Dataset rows
_____

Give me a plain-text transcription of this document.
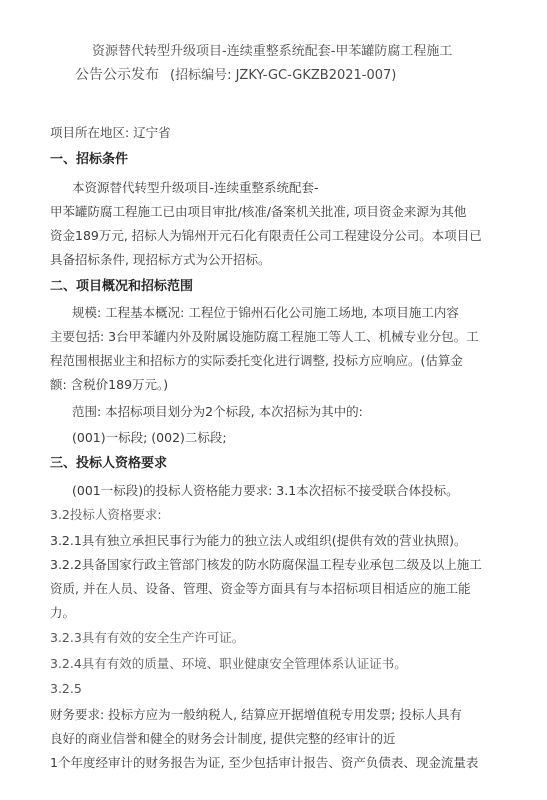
资源替代转型升级项目-连续重整系统配套-甲苯罐防腐工程施工
公告公示发布 (招标编号: JZKY-GC-GKZB2021-007)
项目所在地区: 辽宁省
一、招标条件
本资源替代转型升级项目-连续重整系统配套-
甲苯罐防腐工程施工已由项目审批/核准/备案机关批准, 项目资金来源为其他
资金189万元, 招标人为锦州开元石化有限责任公司工程建设分公司。本项目已
具备招标条件, 现招标方式为公开招标。
二、项目概况和招标范围
规模: 工程基本概况: 工程位于锦州石化公司施工场地, 本项目施工内容
主要包括: 3台甲苯罐内外及附属设施防腐工程施工等人工、机械专业分包。工
程范围根据业主和招标方的实际委托变化进行调整, 投标方应响应。(估算金
额: 含税价189万元。)
范围: 本招标项目划分为2个标段, 本次招标为其中的:
(001)一标段; (002)二标段;
三、投标人资格要求
(001一标段)的投标人资格能力要求: 3.1本次招标不接受联合体投标。
3.2投标人资格要求:
3.2.1具有独立承担民事行为能力的独立法人或组织(提供有效的营业执照)。
3.2.2具备国家行政主管部门核发的防水防腐保温工程专业承包二级及以上施工
资质, 并在人员、设备、管理、资金等方面具有与本招标项目相适应的施工能
力。
3.2.3具有有效的安全生产许可证。
3.2.4具有有效的质量、环境、职业健康安全管理体系认证证书。
3.2.5
财务要求: 投标方应为一般纳税人, 结算应开据增值税专用发票; 投标人具有
良好的商业信誉和健全的财务会计制度, 提供完整的经审计的近
1个年度经审计的财务报告为证, 至少包括审计报告、资产负债表、现金流量表
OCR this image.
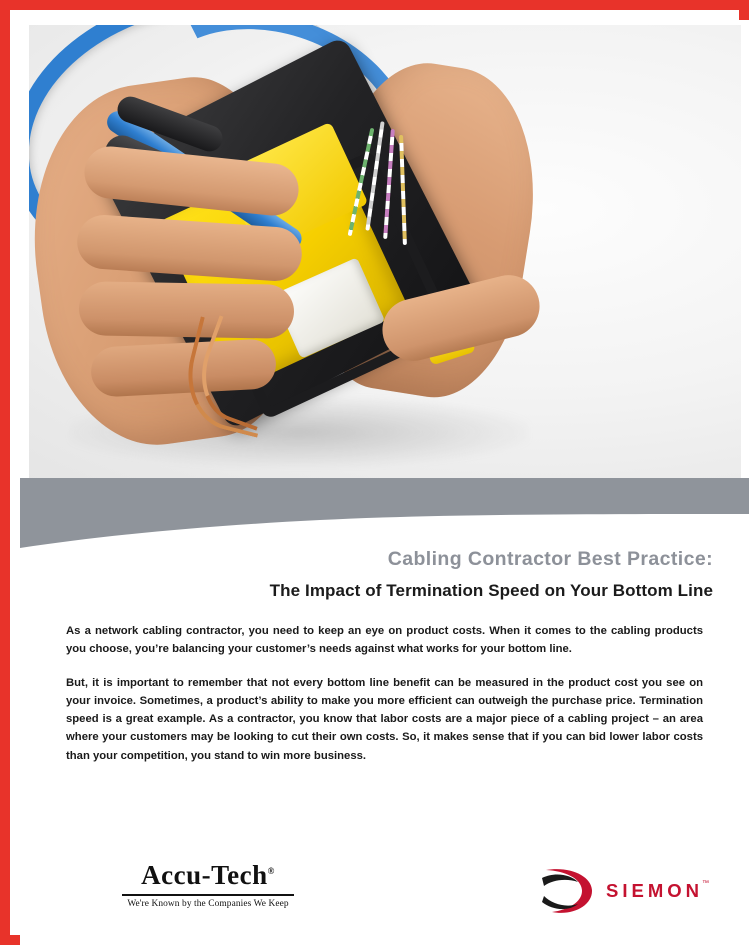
Cabling Contractor Best Practice:
The Impact of Termination Speed on Your Bottom Line

As a network cabling contractor, you need to keep an eye on product costs. When it comes to the cabling products you choose, you’re balancing your customer’s needs against what works for your bottom line.

But, it is important to remember that not every bottom line benefit can be measured in the product cost you see on your invoice. Sometimes, a product’s ability to make you more efficient can outweigh the purchase price. Termination speed is a great example. As a contractor, you know that labor costs are a major piece of a cabling project – an area where your customers may be looking to cut their own costs. So, it makes sense that if you can bid lower labor costs than your competition, you stand to win more business.

Accu-Tech®
We're Known by the Companies We Keep
SIEMON ™
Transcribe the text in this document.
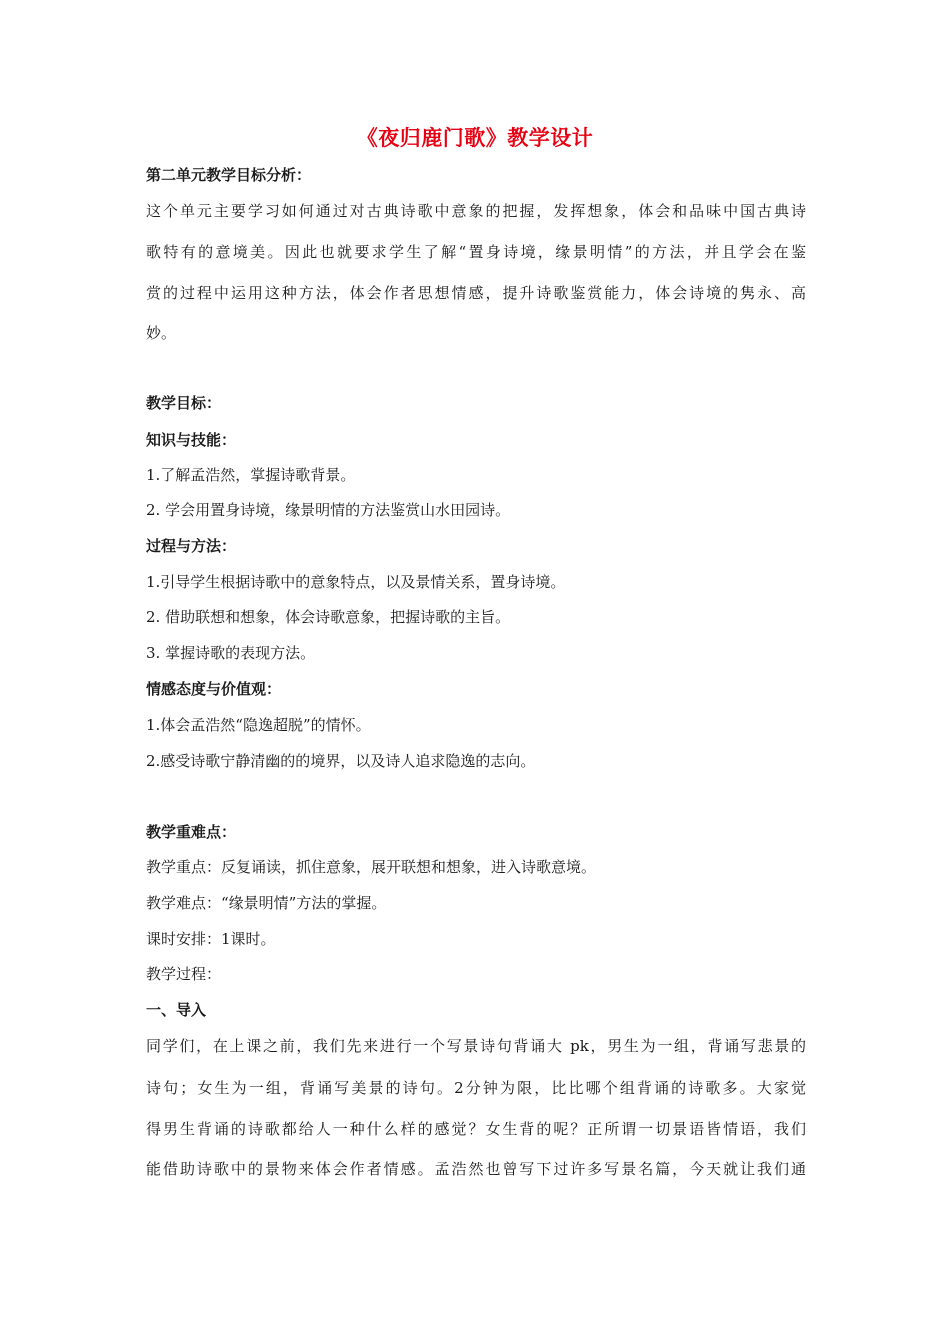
《夜归鹿门歌》教学设计
第二单元教学目标分析：
这个单元主要学习如何通过对古典诗歌中意象的把握，发挥想象，体会和品味中国古典诗
歌特有的意境美。因此也就要求学生了解“置身诗境，缘景明情”的方法，并且学会在鉴
赏的过程中运用这种方法，体会作者思想情感，提升诗歌鉴赏能力，体会诗境的隽永、高
妙。
教学目标：
知识与技能：
1.了解孟浩然，掌握诗歌背景。
2. 学会用置身诗境，缘景明情的方法鉴赏山水田园诗。
过程与方法：
1.引导学生根据诗歌中的意象特点，以及景情关系，置身诗境。
2. 借助联想和想象，体会诗歌意象，把握诗歌的主旨。
3. 掌握诗歌的表现方法。
情感态度与价值观：
1.体会孟浩然“隐逸超脱”的情怀。
2.感受诗歌宁静清幽的的境界，以及诗人追求隐逸的志向。
教学重难点：
教学重点：反复诵读，抓住意象，展开联想和想象，进入诗歌意境。
教学难点：“缘景明情”方法的掌握。
课时安排：1课时。
教学过程：
一、导入
同学们，在上课之前，我们先来进行一个写景诗句背诵大 pk，男生为一组，背诵写悲景的
诗句；女生为一组，背诵写美景的诗句。2分钟为限，比比哪个组背诵的诗歌多。大家觉
得男生背诵的诗歌都给人一种什么样的感觉？女生背的呢？正所谓一切景语皆情语，我们
能借助诗歌中的景物来体会作者情感。孟浩然也曾写下过许多写景名篇，今天就让我们通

_____

The exercise: Reproduce the full listing above verbatim, with no pictures included.

Right answer:
Give me a plain-text transcription of this document.
资源替代转型升级项目-连续重整系统配套-甲苯罐防腐工程施工
公告公示发布 (招标编号: JZKY-GC-GKZB2021-007)
项目所在地区: 辽宁省
一、招标条件
本资源替代转型升级项目-连续重整系统配套-
甲苯罐防腐工程施工已由项目审批/核准/备案机关批准, 项目资金来源为其他
资金189万元, 招标人为锦州开元石化有限责任公司工程建设分公司。本项目已
具备招标条件, 现招标方式为公开招标。
二、项目概况和招标范围
规模: 工程基本概况: 工程位于锦州石化公司施工场地, 本项目施工内容
主要包括: 3台甲苯罐内外及附属设施防腐工程施工等人工、机械专业分包。工
程范围根据业主和招标方的实际委托变化进行调整, 投标方应响应。(估算金
额: 含税价189万元。)
范围: 本招标项目划分为2个标段, 本次招标为其中的:
(001)一标段; (002)二标段;
三、投标人资格要求
(001一标段)的投标人资格能力要求: 3.1本次招标不接受联合体投标。
3.2投标人资格要求:
3.2.1具有独立承担民事行为能力的独立法人或组织(提供有效的营业执照)。
3.2.2具备国家行政主管部门核发的防水防腐保温工程专业承包二级及以上施工
资质, 并在人员、设备、管理、资金等方面具有与本招标项目相适应的施工能
力。
3.2.3具有有效的安全生产许可证。
3.2.4具有有效的质量、环境、职业健康安全管理体系认证证书。
3.2.5
财务要求: 投标方应为一般纳税人, 结算应开据增值税专用发票; 投标人具有
良好的商业信誉和健全的财务会计制度, 提供完整的经审计的近
1个年度经审计的财务报告为证, 至少包括审计报告、资产负债表、现金流量表
OCR this image.
Cabling Contractor Best Practice:
The Impact of Termination Speed on Your Bottom Line

As a network cabling contractor, you need to keep an eye on product costs. When it comes to the cabling products you choose, you’re balancing your customer’s needs against what works for your bottom line.

But, it is important to remember that not every bottom line benefit can be measured in the product cost you see on your invoice. Sometimes, a product’s ability to make you more efficient can outweigh the purchase price. Termination speed is a great example. As a contractor, you know that labor costs are a major piece of a cabling project – an area where your customers may be looking to cut their own costs. So, it makes sense that if you can bid lower labor costs than your competition, you stand to win more business.

Accu-Tech®
We're Known by the Companies We Keep
SIEMON ™
Transcribe the text in this document.
《夜归鹿门歌》教学设计
第二单元教学目标分析：
这个单元主要学习如何通过对古典诗歌中意象的把握，发挥想象，体会和品味中国古典诗
歌特有的意境美。因此也就要求学生了解“置身诗境，缘景明情”的方法，并且学会在鉴
赏的过程中运用这种方法，体会作者思想情感，提升诗歌鉴赏能力，体会诗境的隽永、高
妙。
教学目标：
知识与技能：
1.了解孟浩然，掌握诗歌背景。
2. 学会用置身诗境，缘景明情的方法鉴赏山水田园诗。
过程与方法：
1.引导学生根据诗歌中的意象特点，以及景情关系，置身诗境。
2. 借助联想和想象，体会诗歌意象，把握诗歌的主旨。
3. 掌握诗歌的表现方法。
情感态度与价值观：
1.体会孟浩然“隐逸超脱”的情怀。
2.感受诗歌宁静清幽的的境界，以及诗人追求隐逸的志向。
教学重难点：
教学重点：反复诵读，抓住意象，展开联想和想象，进入诗歌意境。
教学难点：“缘景明情”方法的掌握。
课时安排：1课时。
教学过程：
一、导入
同学们，在上课之前，我们先来进行一个写景诗句背诵大 pk，男生为一组，背诵写悲景的
诗句；女生为一组，背诵写美景的诗句。2分钟为限，比比哪个组背诵的诗歌多。大家觉
得男生背诵的诗歌都给人一种什么样的感觉？女生背的呢？正所谓一切景语皆情语，我们
能借助诗歌中的景物来体会作者情感。孟浩然也曾写下过许多写景名篇，今天就让我们通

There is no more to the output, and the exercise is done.